───── GIVEN RECORDS ─────

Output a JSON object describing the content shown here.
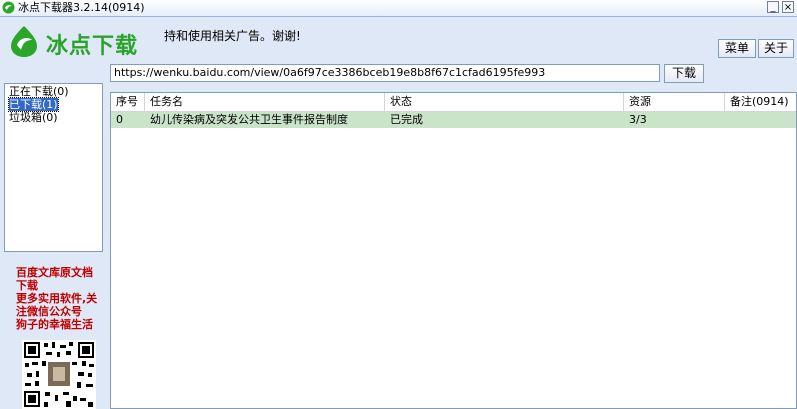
{
  "window": {
    "title": "冰点下载器3.2.14(0914)"
  },
  "brand": {
    "name": "冰点下载"
  },
  "marquee": "持和使用相关广告。谢谢!",
  "toolbar": {
    "menu_label": "菜单",
    "about_label": "关于",
    "download_label": "下载"
  },
  "url": {
    "value": "https://wenku.baidu.com/view/0a6f97ce3386bceb19e8b8f67c1cfad6195fe993"
  },
  "sidebar": {
    "items": [
      {
        "label": "正在下载(0)"
      },
      {
        "label": "已下载(1)",
        "selected": true
      },
      {
        "label": "垃圾箱(0)"
      }
    ]
  },
  "promo": {
    "line1": "百度文库原文档下载",
    "line2": "更多实用软件,关注微信公众号",
    "line3": "狗子的幸福生活"
  },
  "table": {
    "columns": [
      "序号",
      "任务名",
      "状态",
      "资源",
      "备注(0914)"
    ],
    "rows": [
      {
        "index": "0",
        "name": "幼儿传染病及突发公共卫生事件报告制度",
        "status": "已完成",
        "source": "3/3",
        "note": ""
      }
    ]
  },
  "colors": {
    "brand_green": "#29a329",
    "promo_red": "#c00000",
    "row_highlight": "#c9e4c9",
    "selection_blue": "#3169c6"
  }
}
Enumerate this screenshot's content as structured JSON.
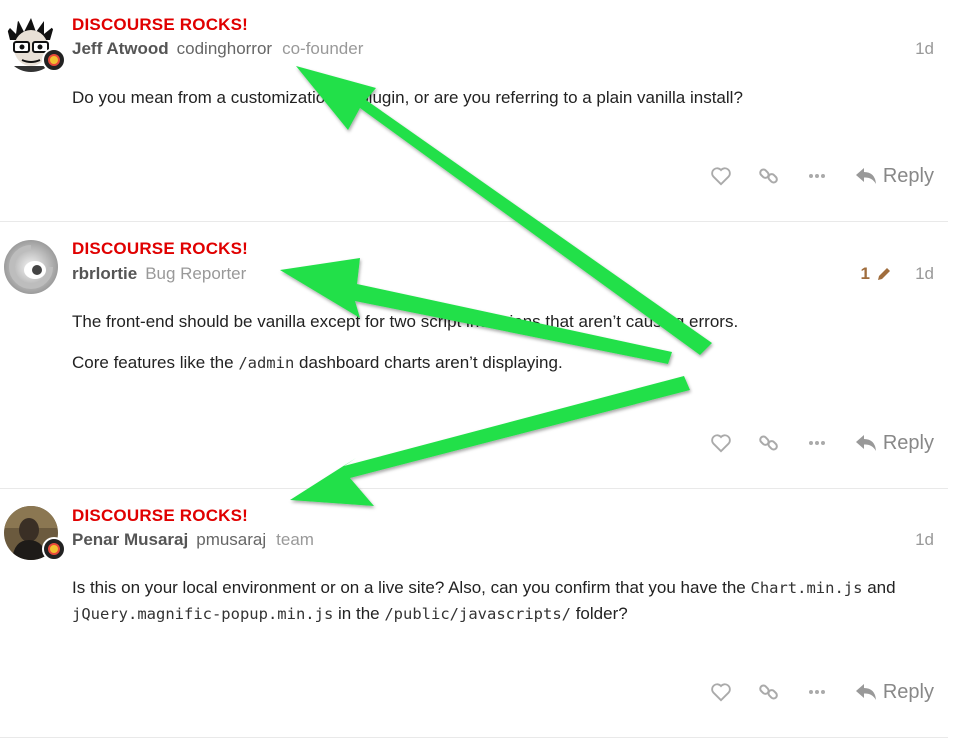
{
  "posts": [
    {
      "flair": "DISCOURSE ROCKS!",
      "full_name": "Jeff Atwood",
      "username": "codinghorror",
      "user_title": "co-founder",
      "age": "1d",
      "paragraphs": [
        [
          {
            "t": "Do you mean from a customization or plugin, or are you referring to a plain vanilla install?"
          }
        ]
      ],
      "reply_label": "Reply",
      "avatar_icon": "cartoon-avatar-icon",
      "has_flair_badge": true
    },
    {
      "flair": "DISCOURSE ROCKS!",
      "full_name": "rbrlortie",
      "username": "",
      "user_title": "Bug Reporter",
      "age": "1d",
      "edit_count": "1",
      "paragraphs": [
        [
          {
            "t": "The front-end should be vanilla except for two script inclusions that aren’t causing errors."
          }
        ],
        [
          {
            "t": "Core features like the "
          },
          {
            "c": "/admin"
          },
          {
            "t": " dashboard charts aren’t displaying."
          }
        ]
      ],
      "reply_label": "Reply",
      "avatar_icon": "swirl-avatar-icon",
      "has_flair_badge": false
    },
    {
      "flair": "DISCOURSE ROCKS!",
      "full_name": "Penar Musaraj",
      "username": "pmusaraj",
      "user_title": "team",
      "age": "1d",
      "paragraphs": [
        [
          {
            "t": "Is this on your local environment or on a live site? Also, can you confirm that you have the "
          },
          {
            "c": "Chart.min.js"
          },
          {
            "t": " and "
          },
          {
            "br": true
          },
          {
            "c": "jQuery.magnific-popup.min.js"
          },
          {
            "t": " in the "
          },
          {
            "c": "/public/javascripts/"
          },
          {
            "t": " folder?"
          }
        ]
      ],
      "reply_label": "Reply",
      "avatar_icon": "photo-avatar-icon",
      "has_flair_badge": true
    }
  ],
  "colors": {
    "flair_red": "#e00000",
    "annotation_green": "#22e04a",
    "edit_brown": "#a06d3d"
  }
}
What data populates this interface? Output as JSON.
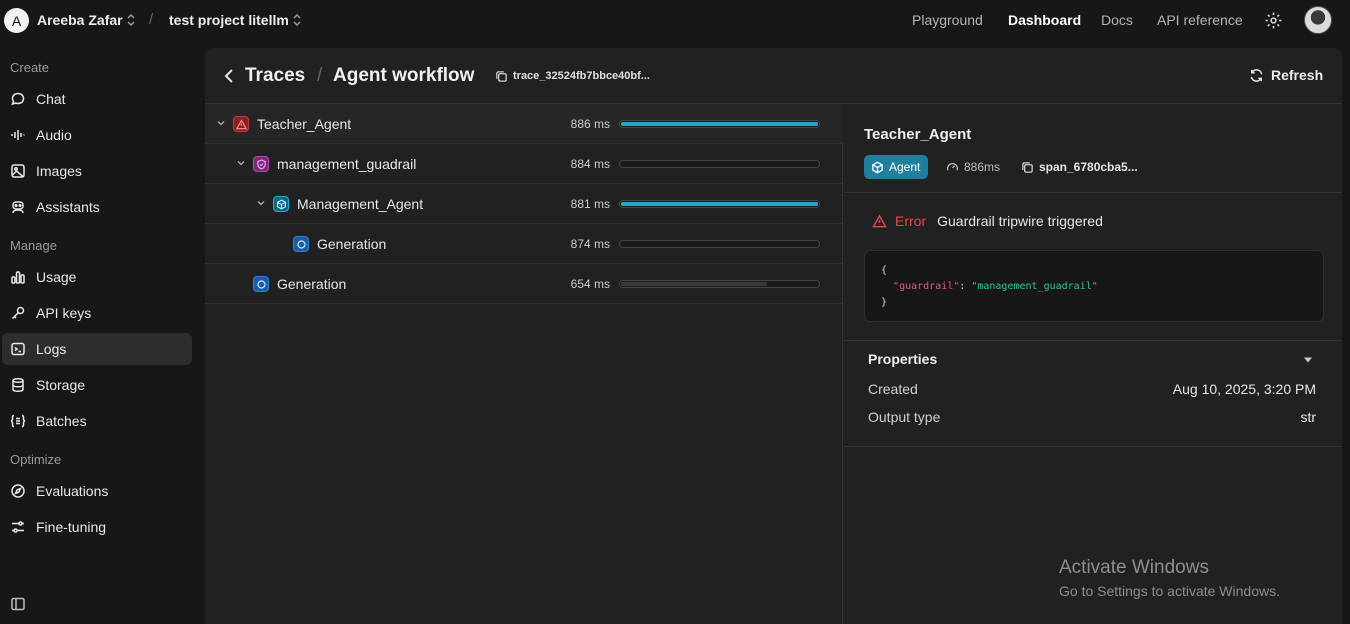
{
  "topbar": {
    "org_initial": "A",
    "org_name": "Areeba Zafar",
    "separator": "/",
    "project_name": "test project litellm",
    "nav": [
      "Playground",
      "Dashboard",
      "Docs",
      "API reference"
    ],
    "active_nav": "Dashboard"
  },
  "sidebar": {
    "sections": [
      {
        "label": "Create",
        "items": [
          {
            "label": "Chat",
            "icon": "chat-icon"
          },
          {
            "label": "Audio",
            "icon": "audio-icon"
          },
          {
            "label": "Images",
            "icon": "image-icon"
          },
          {
            "label": "Assistants",
            "icon": "assistant-icon"
          }
        ]
      },
      {
        "label": "Manage",
        "items": [
          {
            "label": "Usage",
            "icon": "usage-icon"
          },
          {
            "label": "API keys",
            "icon": "key-icon"
          },
          {
            "label": "Logs",
            "icon": "logs-icon"
          },
          {
            "label": "Storage",
            "icon": "storage-icon"
          },
          {
            "label": "Batches",
            "icon": "batches-icon"
          }
        ]
      },
      {
        "label": "Optimize",
        "items": [
          {
            "label": "Evaluations",
            "icon": "compass-icon"
          },
          {
            "label": "Fine-tuning",
            "icon": "sliders-icon"
          }
        ]
      }
    ],
    "active_item": "Logs"
  },
  "header": {
    "breadcrumb_root": "Traces",
    "breadcrumb_sep": "/",
    "title": "Agent workflow",
    "trace_id": "trace_32524fb7bbce40bf...",
    "refresh_label": "Refresh"
  },
  "tree": [
    {
      "name": "Teacher_Agent",
      "type": "error",
      "duration": "886 ms",
      "fraction": 1.0,
      "fill_color": "#22a8cc",
      "expanded": true
    },
    {
      "name": "management_guadrail",
      "type": "guardrail",
      "duration": "884 ms",
      "fraction": 0.0,
      "fill_color": "#22a8cc",
      "expanded": true
    },
    {
      "name": "Management_Agent",
      "type": "agent",
      "duration": "881 ms",
      "fraction": 1.0,
      "fill_color": "#22a8cc",
      "expanded": true
    },
    {
      "name": "Generation",
      "type": "generation",
      "duration": "874 ms",
      "fraction": 0.0,
      "fill_color": "#22a8cc"
    },
    {
      "name": "Generation",
      "type": "generation",
      "duration": "654 ms",
      "fraction": 0.74,
      "fill_color": "#3a3a3a"
    }
  ],
  "detail": {
    "title": "Teacher_Agent",
    "type_label": "Agent",
    "duration": "886ms",
    "span_id": "span_6780cba5...",
    "error_label": "Error",
    "error_message": "Guardrail tripwire triggered",
    "code": {
      "open": "{",
      "key": "\"guardrail\"",
      "colon": ": ",
      "value": "\"management_guadrail\"",
      "close": "}"
    },
    "properties_title": "Properties",
    "properties": [
      {
        "key": "Created",
        "value": "Aug 10, 2025, 3:20 PM"
      },
      {
        "key": "Output type",
        "value": "str"
      }
    ]
  },
  "watermark": {
    "line1": "Activate Windows",
    "line2": "Go to Settings to activate Windows."
  },
  "colors": {
    "accent": "#22a8cc",
    "error": "#e5484d",
    "guardrail": "#b54ab3",
    "agent": "#1f7f9c",
    "generation": "#2d7fd3"
  }
}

─────

Your copy should match the records word for word, with the pictures removed.

COMPLETED EXERCISE:
Output a JSON object describing the content shown here.
{
  "window": {
    "title": "冰点下载器3.2.14(0914)"
  },
  "brand": {
    "name": "冰点下载"
  },
  "marquee": "持和使用相关广告。谢谢!",
  "toolbar": {
    "menu_label": "菜单",
    "about_label": "关于",
    "download_label": "下载"
  },
  "url": {
    "value": "https://wenku.baidu.com/view/0a6f97ce3386bceb19e8b8f67c1cfad6195fe993"
  },
  "sidebar": {
    "items": [
      {
        "label": "正在下载(0)"
      },
      {
        "label": "已下载(1)",
        "selected": true
      },
      {
        "label": "垃圾箱(0)"
      }
    ]
  },
  "promo": {
    "line1": "百度文库原文档下载",
    "line2": "更多实用软件,关注微信公众号",
    "line3": "狗子的幸福生活"
  },
  "table": {
    "columns": [
      "序号",
      "任务名",
      "状态",
      "资源",
      "备注(0914)"
    ],
    "rows": [
      {
        "index": "0",
        "name": "幼儿传染病及突发公共卫生事件报告制度",
        "status": "已完成",
        "source": "3/3",
        "note": ""
      }
    ]
  },
  "colors": {
    "brand_green": "#29a329",
    "promo_red": "#c00000",
    "row_highlight": "#c9e4c9",
    "selection_blue": "#3169c6"
  }
}
Enumerate this screenshot's content as structured JSON.
{
  "posts": [
    {
      "flair": "DISCOURSE ROCKS!",
      "full_name": "Jeff Atwood",
      "username": "codinghorror",
      "user_title": "co-founder",
      "age": "1d",
      "paragraphs": [
        [
          {
            "t": "Do you mean from a customization or plugin, or are you referring to a plain vanilla install?"
          }
        ]
      ],
      "reply_label": "Reply",
      "avatar_icon": "cartoon-avatar-icon",
      "has_flair_badge": true
    },
    {
      "flair": "DISCOURSE ROCKS!",
      "full_name": "rbrlortie",
      "username": "",
      "user_title": "Bug Reporter",
      "age": "1d",
      "edit_count": "1",
      "paragraphs": [
        [
          {
            "t": "The front-end should be vanilla except for two script inclusions that aren’t causing errors."
          }
        ],
        [
          {
            "t": "Core features like the "
          },
          {
            "c": "/admin"
          },
          {
            "t": " dashboard charts aren’t displaying."
          }
        ]
      ],
      "reply_label": "Reply",
      "avatar_icon": "swirl-avatar-icon",
      "has_flair_badge": false
    },
    {
      "flair": "DISCOURSE ROCKS!",
      "full_name": "Penar Musaraj",
      "username": "pmusaraj",
      "user_title": "team",
      "age": "1d",
      "paragraphs": [
        [
          {
            "t": "Is this on your local environment or on a live site? Also, can you confirm that you have the "
          },
          {
            "c": "Chart.min.js"
          },
          {
            "t": " and "
          },
          {
            "br": true
          },
          {
            "c": "jQuery.magnific-popup.min.js"
          },
          {
            "t": " in the "
          },
          {
            "c": "/public/javascripts/"
          },
          {
            "t": " folder?"
          }
        ]
      ],
      "reply_label": "Reply",
      "avatar_icon": "photo-avatar-icon",
      "has_flair_badge": true
    }
  ],
  "colors": {
    "flair_red": "#e00000",
    "annotation_green": "#22e04a",
    "edit_brown": "#a06d3d"
  }
}
What data populates this interface? Output as JSON.
{
  "topbar": {
    "org_initial": "A",
    "org_name": "Areeba Zafar",
    "separator": "/",
    "project_name": "test project litellm",
    "nav": [
      "Playground",
      "Dashboard",
      "Docs",
      "API reference"
    ],
    "active_nav": "Dashboard"
  },
  "sidebar": {
    "sections": [
      {
        "label": "Create",
        "items": [
          {
            "label": "Chat",
            "icon": "chat-icon"
          },
          {
            "label": "Audio",
            "icon": "audio-icon"
          },
          {
            "label": "Images",
            "icon": "image-icon"
          },
          {
            "label": "Assistants",
            "icon": "assistant-icon"
          }
        ]
      },
      {
        "label": "Manage",
        "items": [
          {
            "label": "Usage",
            "icon": "usage-icon"
          },
          {
            "label": "API keys",
            "icon": "key-icon"
          },
          {
            "label": "Logs",
            "icon": "logs-icon"
          },
          {
            "label": "Storage",
            "icon": "storage-icon"
          },
          {
            "label": "Batches",
            "icon": "batches-icon"
          }
        ]
      },
      {
        "label": "Optimize",
        "items": [
          {
            "label": "Evaluations",
            "icon": "compass-icon"
          },
          {
            "label": "Fine-tuning",
            "icon": "sliders-icon"
          }
        ]
      }
    ],
    "active_item": "Logs"
  },
  "header": {
    "breadcrumb_root": "Traces",
    "breadcrumb_sep": "/",
    "title": "Agent workflow",
    "trace_id": "trace_32524fb7bbce40bf...",
    "refresh_label": "Refresh"
  },
  "tree": [
    {
      "name": "Teacher_Agent",
      "type": "error",
      "duration": "886 ms",
      "fraction": 1.0,
      "fill_color": "#22a8cc",
      "expanded": true
    },
    {
      "name": "management_guadrail",
      "type": "guardrail",
      "duration": "884 ms",
      "fraction": 0.0,
      "fill_color": "#22a8cc",
      "expanded": true
    },
    {
      "name": "Management_Agent",
      "type": "agent",
      "duration": "881 ms",
      "fraction": 1.0,
      "fill_color": "#22a8cc",
      "expanded": true
    },
    {
      "name": "Generation",
      "type": "generation",
      "duration": "874 ms",
      "fraction": 0.0,
      "fill_color": "#22a8cc"
    },
    {
      "name": "Generation",
      "type": "generation",
      "duration": "654 ms",
      "fraction": 0.74,
      "fill_color": "#3a3a3a"
    }
  ],
  "detail": {
    "title": "Teacher_Agent",
    "type_label": "Agent",
    "duration": "886ms",
    "span_id": "span_6780cba5...",
    "error_label": "Error",
    "error_message": "Guardrail tripwire triggered",
    "code": {
      "open": "{",
      "key": "\"guardrail\"",
      "colon": ": ",
      "value": "\"management_guadrail\"",
      "close": "}"
    },
    "properties_title": "Properties",
    "properties": [
      {
        "key": "Created",
        "value": "Aug 10, 2025, 3:20 PM"
      },
      {
        "key": "Output type",
        "value": "str"
      }
    ]
  },
  "watermark": {
    "line1": "Activate Windows",
    "line2": "Go to Settings to activate Windows."
  },
  "colors": {
    "accent": "#22a8cc",
    "error": "#e5484d",
    "guardrail": "#b54ab3",
    "agent": "#1f7f9c",
    "generation": "#2d7fd3"
  }
}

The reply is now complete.